→ Exercise objective: Below are the records. Gather each line that holds "heading".

Data entries for graphics:
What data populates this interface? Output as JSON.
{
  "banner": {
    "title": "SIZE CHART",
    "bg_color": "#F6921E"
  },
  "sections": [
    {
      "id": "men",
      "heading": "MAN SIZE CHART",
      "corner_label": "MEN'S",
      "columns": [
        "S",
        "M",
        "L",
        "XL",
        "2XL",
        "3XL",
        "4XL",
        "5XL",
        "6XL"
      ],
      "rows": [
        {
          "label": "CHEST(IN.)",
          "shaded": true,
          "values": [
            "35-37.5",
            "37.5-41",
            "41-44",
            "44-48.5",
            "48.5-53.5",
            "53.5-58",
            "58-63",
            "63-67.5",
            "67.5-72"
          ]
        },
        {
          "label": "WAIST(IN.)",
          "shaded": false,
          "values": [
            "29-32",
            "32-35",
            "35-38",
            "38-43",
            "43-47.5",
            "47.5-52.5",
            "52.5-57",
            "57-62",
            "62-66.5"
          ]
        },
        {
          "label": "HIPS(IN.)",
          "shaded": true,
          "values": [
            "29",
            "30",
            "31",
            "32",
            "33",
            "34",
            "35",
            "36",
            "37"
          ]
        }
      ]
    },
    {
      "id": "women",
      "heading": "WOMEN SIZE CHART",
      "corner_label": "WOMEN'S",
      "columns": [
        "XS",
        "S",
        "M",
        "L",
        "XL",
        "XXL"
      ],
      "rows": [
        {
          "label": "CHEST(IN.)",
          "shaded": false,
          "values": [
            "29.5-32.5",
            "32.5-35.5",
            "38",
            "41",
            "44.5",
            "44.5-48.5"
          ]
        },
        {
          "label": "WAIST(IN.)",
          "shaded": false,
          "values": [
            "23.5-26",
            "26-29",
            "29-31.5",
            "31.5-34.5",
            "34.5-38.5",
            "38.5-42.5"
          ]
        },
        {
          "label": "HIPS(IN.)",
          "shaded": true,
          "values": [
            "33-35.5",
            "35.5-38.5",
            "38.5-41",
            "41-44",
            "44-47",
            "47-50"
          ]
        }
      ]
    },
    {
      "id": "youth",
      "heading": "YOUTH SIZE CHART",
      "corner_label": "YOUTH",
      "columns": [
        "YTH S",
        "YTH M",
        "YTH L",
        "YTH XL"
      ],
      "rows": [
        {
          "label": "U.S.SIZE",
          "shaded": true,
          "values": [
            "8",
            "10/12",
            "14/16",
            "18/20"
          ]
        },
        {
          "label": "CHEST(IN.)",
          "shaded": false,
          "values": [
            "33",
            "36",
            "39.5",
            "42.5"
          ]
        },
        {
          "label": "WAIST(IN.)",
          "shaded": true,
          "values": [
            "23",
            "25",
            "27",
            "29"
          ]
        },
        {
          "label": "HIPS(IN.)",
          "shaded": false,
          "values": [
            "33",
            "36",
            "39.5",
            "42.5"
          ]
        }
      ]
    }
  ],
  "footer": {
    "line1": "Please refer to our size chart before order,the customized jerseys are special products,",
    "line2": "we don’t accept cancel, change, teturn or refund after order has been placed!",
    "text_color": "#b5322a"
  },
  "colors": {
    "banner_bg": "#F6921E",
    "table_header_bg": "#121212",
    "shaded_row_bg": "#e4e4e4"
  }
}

→ Task answer:
      "heading": "MAN SIZE CHART",
      "heading": "WOMEN SIZE CHART",
      "heading": "YOUTH SIZE CHART",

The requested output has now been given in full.